**THE RECORDS:**
>> Start
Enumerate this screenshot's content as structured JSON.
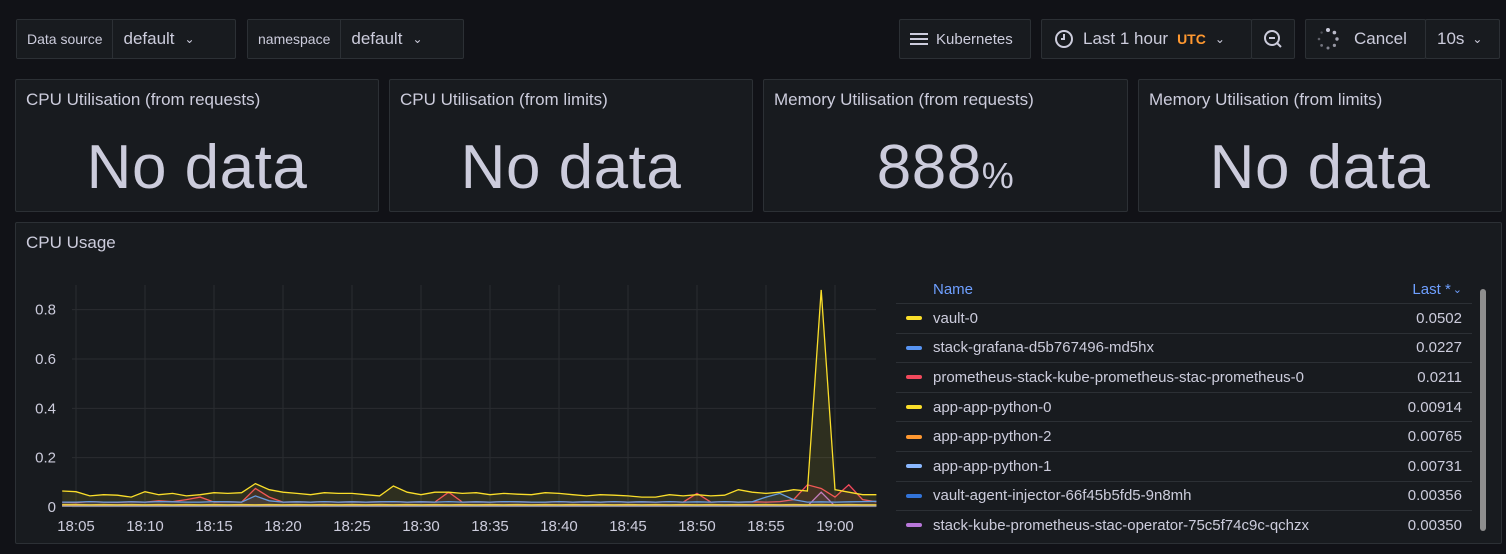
{
  "toolbar": {
    "datasource_label": "Data source",
    "datasource_value": "default",
    "namespace_label": "namespace",
    "namespace_value": "default",
    "dashboard_button": "Kubernetes",
    "time_range": "Last 1 hour",
    "timezone": "UTC",
    "cancel_label": "Cancel",
    "refresh_interval": "10s"
  },
  "stats": [
    {
      "title": "CPU Utilisation (from requests)",
      "value": "No data",
      "unit": ""
    },
    {
      "title": "CPU Utilisation (from limits)",
      "value": "No data",
      "unit": ""
    },
    {
      "title": "Memory Utilisation (from requests)",
      "value": "888",
      "unit": "%"
    },
    {
      "title": "Memory Utilisation (from limits)",
      "value": "No data",
      "unit": ""
    }
  ],
  "cpu_panel": {
    "title": "CPU Usage",
    "legend_header_name": "Name",
    "legend_header_last": "Last *",
    "legend": [
      {
        "name": "vault-0",
        "last": "0.0502",
        "color": "#fade2a"
      },
      {
        "name": "stack-grafana-d5b767496-md5hx",
        "last": "0.0227",
        "color": "#5794f2"
      },
      {
        "name": "prometheus-stack-kube-prometheus-stac-prometheus-0",
        "last": "0.0211",
        "color": "#f2495c"
      },
      {
        "name": "app-app-python-0",
        "last": "0.00914",
        "color": "#fade2a"
      },
      {
        "name": "app-app-python-2",
        "last": "0.00765",
        "color": "#ff9830"
      },
      {
        "name": "app-app-python-1",
        "last": "0.00731",
        "color": "#8ab8ff"
      },
      {
        "name": "vault-agent-injector-66f45b5fd5-9n8mh",
        "last": "0.00356",
        "color": "#3274d9"
      },
      {
        "name": "stack-kube-prometheus-stac-operator-75c5f74c9c-qchzx",
        "last": "0.00350",
        "color": "#b877d9"
      }
    ]
  },
  "chart_data": {
    "type": "line",
    "title": "CPU Usage",
    "xlabel": "",
    "ylabel": "",
    "ylim": [
      0,
      0.9
    ],
    "y_ticks": [
      "0",
      "0.2",
      "0.4",
      "0.6",
      "0.8"
    ],
    "x_ticks": [
      "18:05",
      "18:10",
      "18:15",
      "18:20",
      "18:25",
      "18:30",
      "18:35",
      "18:40",
      "18:45",
      "18:50",
      "18:55",
      "19:00"
    ],
    "x_range_minutes": [
      0,
      59
    ],
    "grid": true,
    "series": [
      {
        "name": "vault-0",
        "color": "#fade2a",
        "values": [
          0.065,
          0.062,
          0.045,
          0.05,
          0.048,
          0.04,
          0.062,
          0.05,
          0.055,
          0.045,
          0.05,
          0.058,
          0.055,
          0.058,
          0.095,
          0.07,
          0.06,
          0.055,
          0.05,
          0.058,
          0.055,
          0.055,
          0.05,
          0.045,
          0.085,
          0.06,
          0.05,
          0.06,
          0.06,
          0.055,
          0.058,
          0.05,
          0.055,
          0.052,
          0.05,
          0.058,
          0.055,
          0.05,
          0.045,
          0.05,
          0.048,
          0.045,
          0.04,
          0.04,
          0.05,
          0.045,
          0.05,
          0.045,
          0.048,
          0.07,
          0.06,
          0.055,
          0.06,
          0.07,
          0.065,
          0.88,
          0.07,
          0.06,
          0.05,
          0.05
        ]
      },
      {
        "name": "stack-grafana-d5b767496-md5hx",
        "color": "#5794f2",
        "values": [
          0.02,
          0.02,
          0.022,
          0.02,
          0.02,
          0.021,
          0.02,
          0.022,
          0.021,
          0.02,
          0.02,
          0.022,
          0.021,
          0.02,
          0.045,
          0.025,
          0.02,
          0.021,
          0.02,
          0.022,
          0.02,
          0.021,
          0.02,
          0.021,
          0.022,
          0.02,
          0.021,
          0.02,
          0.022,
          0.02,
          0.021,
          0.02,
          0.022,
          0.021,
          0.02,
          0.02,
          0.022,
          0.02,
          0.021,
          0.02,
          0.022,
          0.02,
          0.021,
          0.02,
          0.022,
          0.02,
          0.021,
          0.02,
          0.022,
          0.02,
          0.021,
          0.04,
          0.055,
          0.03,
          0.02,
          0.021,
          0.02,
          0.021,
          0.022,
          0.023
        ]
      },
      {
        "name": "prometheus-stack-kube-prometheus-stac-prometheus-0",
        "color": "#f2495c",
        "values": [
          0.02,
          0.018,
          0.022,
          0.02,
          0.019,
          0.021,
          0.02,
          0.025,
          0.022,
          0.03,
          0.04,
          0.02,
          0.021,
          0.02,
          0.075,
          0.04,
          0.02,
          0.021,
          0.02,
          0.022,
          0.02,
          0.021,
          0.02,
          0.021,
          0.022,
          0.02,
          0.021,
          0.02,
          0.06,
          0.02,
          0.021,
          0.02,
          0.022,
          0.021,
          0.02,
          0.02,
          0.022,
          0.02,
          0.021,
          0.02,
          0.022,
          0.02,
          0.021,
          0.02,
          0.022,
          0.02,
          0.055,
          0.02,
          0.022,
          0.02,
          0.021,
          0.02,
          0.022,
          0.03,
          0.09,
          0.075,
          0.04,
          0.09,
          0.03,
          0.021
        ]
      },
      {
        "name": "app-app-python-0",
        "color": "#fade2a",
        "values": [
          0.01,
          0.01,
          0.009,
          0.01,
          0.009,
          0.01,
          0.009,
          0.01,
          0.009,
          0.01,
          0.009,
          0.01,
          0.009,
          0.01,
          0.009,
          0.01,
          0.009,
          0.01,
          0.009,
          0.01,
          0.009,
          0.01,
          0.009,
          0.01,
          0.009,
          0.01,
          0.009,
          0.01,
          0.009,
          0.01,
          0.009,
          0.01,
          0.009,
          0.01,
          0.009,
          0.01,
          0.009,
          0.01,
          0.009,
          0.01,
          0.009,
          0.01,
          0.009,
          0.01,
          0.009,
          0.01,
          0.009,
          0.01,
          0.009,
          0.01,
          0.009,
          0.01,
          0.009,
          0.01,
          0.009,
          0.01,
          0.009,
          0.01,
          0.009,
          0.009
        ]
      },
      {
        "name": "app-app-python-2",
        "color": "#ff9830",
        "values": [
          0.008,
          0.008,
          0.008,
          0.008,
          0.008,
          0.008,
          0.008,
          0.008,
          0.008,
          0.008,
          0.008,
          0.008,
          0.008,
          0.008,
          0.008,
          0.008,
          0.008,
          0.008,
          0.008,
          0.008,
          0.008,
          0.008,
          0.008,
          0.008,
          0.008,
          0.008,
          0.008,
          0.008,
          0.008,
          0.008,
          0.008,
          0.008,
          0.008,
          0.008,
          0.008,
          0.008,
          0.008,
          0.008,
          0.008,
          0.008,
          0.008,
          0.008,
          0.008,
          0.008,
          0.008,
          0.008,
          0.008,
          0.008,
          0.008,
          0.008,
          0.008,
          0.008,
          0.008,
          0.008,
          0.008,
          0.008,
          0.008,
          0.008,
          0.008,
          0.008
        ]
      },
      {
        "name": "app-app-python-1",
        "color": "#8ab8ff",
        "values": [
          0.007,
          0.007,
          0.007,
          0.007,
          0.007,
          0.007,
          0.007,
          0.007,
          0.007,
          0.007,
          0.007,
          0.007,
          0.007,
          0.007,
          0.007,
          0.007,
          0.007,
          0.007,
          0.007,
          0.007,
          0.007,
          0.007,
          0.007,
          0.007,
          0.007,
          0.007,
          0.007,
          0.007,
          0.007,
          0.007,
          0.007,
          0.007,
          0.007,
          0.007,
          0.007,
          0.007,
          0.007,
          0.007,
          0.007,
          0.007,
          0.007,
          0.007,
          0.007,
          0.007,
          0.007,
          0.007,
          0.007,
          0.007,
          0.007,
          0.007,
          0.007,
          0.007,
          0.007,
          0.007,
          0.007,
          0.007,
          0.007,
          0.007,
          0.007,
          0.007
        ]
      },
      {
        "name": "vault-agent-injector-66f45b5fd5-9n8mh",
        "color": "#3274d9",
        "values": [
          0.004,
          0.004,
          0.004,
          0.004,
          0.004,
          0.004,
          0.004,
          0.004,
          0.004,
          0.004,
          0.004,
          0.004,
          0.004,
          0.004,
          0.004,
          0.004,
          0.004,
          0.004,
          0.004,
          0.004,
          0.004,
          0.004,
          0.004,
          0.004,
          0.004,
          0.004,
          0.004,
          0.004,
          0.004,
          0.004,
          0.004,
          0.004,
          0.004,
          0.004,
          0.004,
          0.004,
          0.004,
          0.004,
          0.004,
          0.004,
          0.004,
          0.004,
          0.004,
          0.004,
          0.004,
          0.004,
          0.004,
          0.004,
          0.004,
          0.004,
          0.004,
          0.004,
          0.004,
          0.004,
          0.004,
          0.004,
          0.004,
          0.004,
          0.004,
          0.004
        ]
      },
      {
        "name": "stack-kube-prometheus-stac-operator-75c5f74c9c-qchzx",
        "color": "#b877d9",
        "values": [
          0.0035,
          0.0035,
          0.0035,
          0.0035,
          0.0035,
          0.0035,
          0.0035,
          0.0035,
          0.0035,
          0.0035,
          0.0035,
          0.0035,
          0.0035,
          0.0035,
          0.0035,
          0.0035,
          0.0035,
          0.0035,
          0.0035,
          0.0035,
          0.0035,
          0.0035,
          0.0035,
          0.0035,
          0.0035,
          0.0035,
          0.0035,
          0.0035,
          0.0035,
          0.0035,
          0.0035,
          0.0035,
          0.0035,
          0.0035,
          0.0035,
          0.0035,
          0.0035,
          0.0035,
          0.0035,
          0.0035,
          0.0035,
          0.0035,
          0.0035,
          0.0035,
          0.0035,
          0.0035,
          0.0035,
          0.0035,
          0.0035,
          0.0035,
          0.0035,
          0.0035,
          0.0035,
          0.0035,
          0.0035,
          0.06,
          0.0035,
          0.0035,
          0.0035,
          0.0035
        ]
      }
    ]
  }
}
>> End
**SET EXERCISE:** Scan the records above for the string "from", then report every line that contains it.

**FULL SOLUTION:**
      "title": "CPU Utilisation (from requests)",
      "title": "CPU Utilisation (from limits)",
      "title": "Memory Utilisation (from requests)",
      "title": "Memory Utilisation (from limits)",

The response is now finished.